Written instruction:
Copy the records exactly as they appear, from the start of the records through the line containing "series-layer — [570, 87, 638, 294]", inclusive.

[Bounding box annotations]

* begin *

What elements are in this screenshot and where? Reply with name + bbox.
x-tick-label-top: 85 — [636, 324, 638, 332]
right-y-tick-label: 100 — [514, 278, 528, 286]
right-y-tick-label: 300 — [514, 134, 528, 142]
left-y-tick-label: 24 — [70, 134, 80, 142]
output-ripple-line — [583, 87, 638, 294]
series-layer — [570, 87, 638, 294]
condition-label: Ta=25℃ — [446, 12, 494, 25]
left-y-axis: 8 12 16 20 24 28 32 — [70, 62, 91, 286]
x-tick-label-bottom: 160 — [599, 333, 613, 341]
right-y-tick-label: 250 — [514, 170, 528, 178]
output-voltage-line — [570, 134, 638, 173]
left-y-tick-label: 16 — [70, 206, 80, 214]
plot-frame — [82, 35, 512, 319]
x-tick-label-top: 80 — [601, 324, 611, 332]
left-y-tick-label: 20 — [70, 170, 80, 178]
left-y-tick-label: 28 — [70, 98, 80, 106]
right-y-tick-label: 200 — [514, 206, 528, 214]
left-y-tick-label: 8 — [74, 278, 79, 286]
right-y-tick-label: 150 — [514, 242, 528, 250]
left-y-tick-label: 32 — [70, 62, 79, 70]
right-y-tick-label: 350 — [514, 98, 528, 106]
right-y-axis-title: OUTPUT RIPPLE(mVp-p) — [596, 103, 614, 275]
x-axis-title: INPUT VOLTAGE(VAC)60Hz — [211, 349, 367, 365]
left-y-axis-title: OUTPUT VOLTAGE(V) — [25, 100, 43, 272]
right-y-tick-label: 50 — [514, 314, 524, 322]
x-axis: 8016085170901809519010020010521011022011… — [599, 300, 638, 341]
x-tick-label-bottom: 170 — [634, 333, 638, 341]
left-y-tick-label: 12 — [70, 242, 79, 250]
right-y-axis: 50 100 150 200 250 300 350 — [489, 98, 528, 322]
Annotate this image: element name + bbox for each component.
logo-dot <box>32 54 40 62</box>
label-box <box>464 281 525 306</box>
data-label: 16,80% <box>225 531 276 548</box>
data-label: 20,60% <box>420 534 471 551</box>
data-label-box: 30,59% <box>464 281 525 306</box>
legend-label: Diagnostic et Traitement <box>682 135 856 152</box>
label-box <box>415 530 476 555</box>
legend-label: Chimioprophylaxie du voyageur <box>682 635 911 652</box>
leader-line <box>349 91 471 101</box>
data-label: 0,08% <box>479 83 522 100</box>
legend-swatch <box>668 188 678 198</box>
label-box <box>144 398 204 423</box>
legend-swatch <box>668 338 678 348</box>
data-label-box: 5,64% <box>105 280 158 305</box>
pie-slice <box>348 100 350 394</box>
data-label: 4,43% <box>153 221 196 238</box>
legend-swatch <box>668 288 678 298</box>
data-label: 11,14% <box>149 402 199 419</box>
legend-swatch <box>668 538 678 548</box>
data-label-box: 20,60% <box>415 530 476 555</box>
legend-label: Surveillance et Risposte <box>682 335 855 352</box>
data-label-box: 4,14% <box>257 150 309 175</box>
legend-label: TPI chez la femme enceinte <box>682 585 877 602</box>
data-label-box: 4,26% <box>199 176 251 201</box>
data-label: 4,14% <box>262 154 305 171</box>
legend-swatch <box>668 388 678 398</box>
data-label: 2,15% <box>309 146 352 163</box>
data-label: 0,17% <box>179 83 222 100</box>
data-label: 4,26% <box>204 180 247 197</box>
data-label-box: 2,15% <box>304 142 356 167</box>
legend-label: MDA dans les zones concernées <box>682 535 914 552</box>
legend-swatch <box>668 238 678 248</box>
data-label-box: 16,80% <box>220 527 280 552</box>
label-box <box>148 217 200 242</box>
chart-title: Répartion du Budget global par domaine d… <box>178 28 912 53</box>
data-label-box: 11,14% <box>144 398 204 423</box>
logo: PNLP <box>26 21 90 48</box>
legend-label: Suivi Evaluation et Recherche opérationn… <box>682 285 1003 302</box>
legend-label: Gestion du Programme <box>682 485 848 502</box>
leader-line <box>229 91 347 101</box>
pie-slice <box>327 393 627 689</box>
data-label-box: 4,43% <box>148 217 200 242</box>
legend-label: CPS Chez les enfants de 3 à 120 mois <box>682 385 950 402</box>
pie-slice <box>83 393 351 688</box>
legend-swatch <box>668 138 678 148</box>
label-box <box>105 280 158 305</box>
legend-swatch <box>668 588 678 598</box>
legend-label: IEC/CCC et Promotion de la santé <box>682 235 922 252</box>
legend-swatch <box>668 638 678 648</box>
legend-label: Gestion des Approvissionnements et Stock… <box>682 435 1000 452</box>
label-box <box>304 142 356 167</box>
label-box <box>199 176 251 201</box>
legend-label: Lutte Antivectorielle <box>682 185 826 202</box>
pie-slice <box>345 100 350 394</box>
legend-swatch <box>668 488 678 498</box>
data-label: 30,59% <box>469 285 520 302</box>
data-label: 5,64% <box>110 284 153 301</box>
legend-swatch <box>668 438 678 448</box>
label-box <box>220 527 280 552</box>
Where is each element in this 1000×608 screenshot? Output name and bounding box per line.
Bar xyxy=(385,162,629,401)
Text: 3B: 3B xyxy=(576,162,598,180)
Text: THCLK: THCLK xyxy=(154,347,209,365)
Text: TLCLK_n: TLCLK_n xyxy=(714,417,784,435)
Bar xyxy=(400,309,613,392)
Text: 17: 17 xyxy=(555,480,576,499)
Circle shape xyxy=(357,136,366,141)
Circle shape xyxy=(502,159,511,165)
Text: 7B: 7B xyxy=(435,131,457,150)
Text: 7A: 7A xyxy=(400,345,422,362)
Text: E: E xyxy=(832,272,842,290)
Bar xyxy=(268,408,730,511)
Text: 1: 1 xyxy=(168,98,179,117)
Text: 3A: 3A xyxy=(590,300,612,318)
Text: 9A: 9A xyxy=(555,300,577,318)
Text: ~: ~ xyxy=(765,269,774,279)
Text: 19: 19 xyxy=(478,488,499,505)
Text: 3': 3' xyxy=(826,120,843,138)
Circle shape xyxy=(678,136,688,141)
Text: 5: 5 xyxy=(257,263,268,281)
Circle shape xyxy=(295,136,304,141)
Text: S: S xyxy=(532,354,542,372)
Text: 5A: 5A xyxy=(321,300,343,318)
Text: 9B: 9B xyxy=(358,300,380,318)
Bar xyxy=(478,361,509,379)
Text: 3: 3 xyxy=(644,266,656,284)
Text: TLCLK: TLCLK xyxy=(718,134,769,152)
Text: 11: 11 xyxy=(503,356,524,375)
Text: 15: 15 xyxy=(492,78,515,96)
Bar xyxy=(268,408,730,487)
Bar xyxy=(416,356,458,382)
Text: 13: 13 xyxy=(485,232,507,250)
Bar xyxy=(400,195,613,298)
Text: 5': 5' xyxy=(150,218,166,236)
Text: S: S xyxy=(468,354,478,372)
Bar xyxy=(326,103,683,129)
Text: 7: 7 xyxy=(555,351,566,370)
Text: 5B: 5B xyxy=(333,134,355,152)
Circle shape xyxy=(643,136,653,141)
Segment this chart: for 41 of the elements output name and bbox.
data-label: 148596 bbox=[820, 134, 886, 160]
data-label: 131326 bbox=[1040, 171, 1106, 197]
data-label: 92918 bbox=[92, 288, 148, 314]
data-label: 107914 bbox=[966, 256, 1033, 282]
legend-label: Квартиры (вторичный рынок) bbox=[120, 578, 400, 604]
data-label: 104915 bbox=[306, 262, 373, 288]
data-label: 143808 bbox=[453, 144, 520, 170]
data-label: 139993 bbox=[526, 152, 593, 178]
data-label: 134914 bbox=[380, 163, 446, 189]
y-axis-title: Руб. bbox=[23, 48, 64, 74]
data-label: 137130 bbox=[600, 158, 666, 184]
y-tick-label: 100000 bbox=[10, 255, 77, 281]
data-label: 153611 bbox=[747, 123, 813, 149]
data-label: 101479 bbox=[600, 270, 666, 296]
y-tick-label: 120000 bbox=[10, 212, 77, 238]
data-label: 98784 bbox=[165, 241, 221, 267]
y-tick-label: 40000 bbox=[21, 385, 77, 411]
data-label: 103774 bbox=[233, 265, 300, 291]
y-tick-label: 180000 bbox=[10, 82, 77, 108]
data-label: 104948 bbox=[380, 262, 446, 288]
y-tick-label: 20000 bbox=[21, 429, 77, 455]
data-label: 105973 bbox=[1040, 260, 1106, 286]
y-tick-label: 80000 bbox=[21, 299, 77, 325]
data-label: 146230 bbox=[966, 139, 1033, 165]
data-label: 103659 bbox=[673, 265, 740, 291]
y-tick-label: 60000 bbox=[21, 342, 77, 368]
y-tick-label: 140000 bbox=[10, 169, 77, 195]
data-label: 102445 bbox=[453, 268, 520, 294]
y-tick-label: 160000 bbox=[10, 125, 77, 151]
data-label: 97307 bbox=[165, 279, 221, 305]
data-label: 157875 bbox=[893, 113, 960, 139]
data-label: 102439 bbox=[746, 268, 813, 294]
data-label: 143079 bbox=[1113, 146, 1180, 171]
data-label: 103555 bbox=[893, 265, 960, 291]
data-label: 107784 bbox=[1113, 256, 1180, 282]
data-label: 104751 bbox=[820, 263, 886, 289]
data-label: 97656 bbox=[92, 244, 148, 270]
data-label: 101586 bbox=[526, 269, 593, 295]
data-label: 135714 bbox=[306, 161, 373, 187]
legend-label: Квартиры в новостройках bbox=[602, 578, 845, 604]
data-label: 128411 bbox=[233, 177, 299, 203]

* end *

Response for this exercise:
What elements are in this screenshot and where? Reply with name + bbox.
x-tick-label-top: 85 — [636, 324, 638, 332]
right-y-tick-label: 100 — [514, 278, 528, 286]
right-y-tick-label: 300 — [514, 134, 528, 142]
left-y-tick-label: 24 — [70, 134, 80, 142]
output-ripple-line — [583, 87, 638, 294]
series-layer — [570, 87, 638, 294]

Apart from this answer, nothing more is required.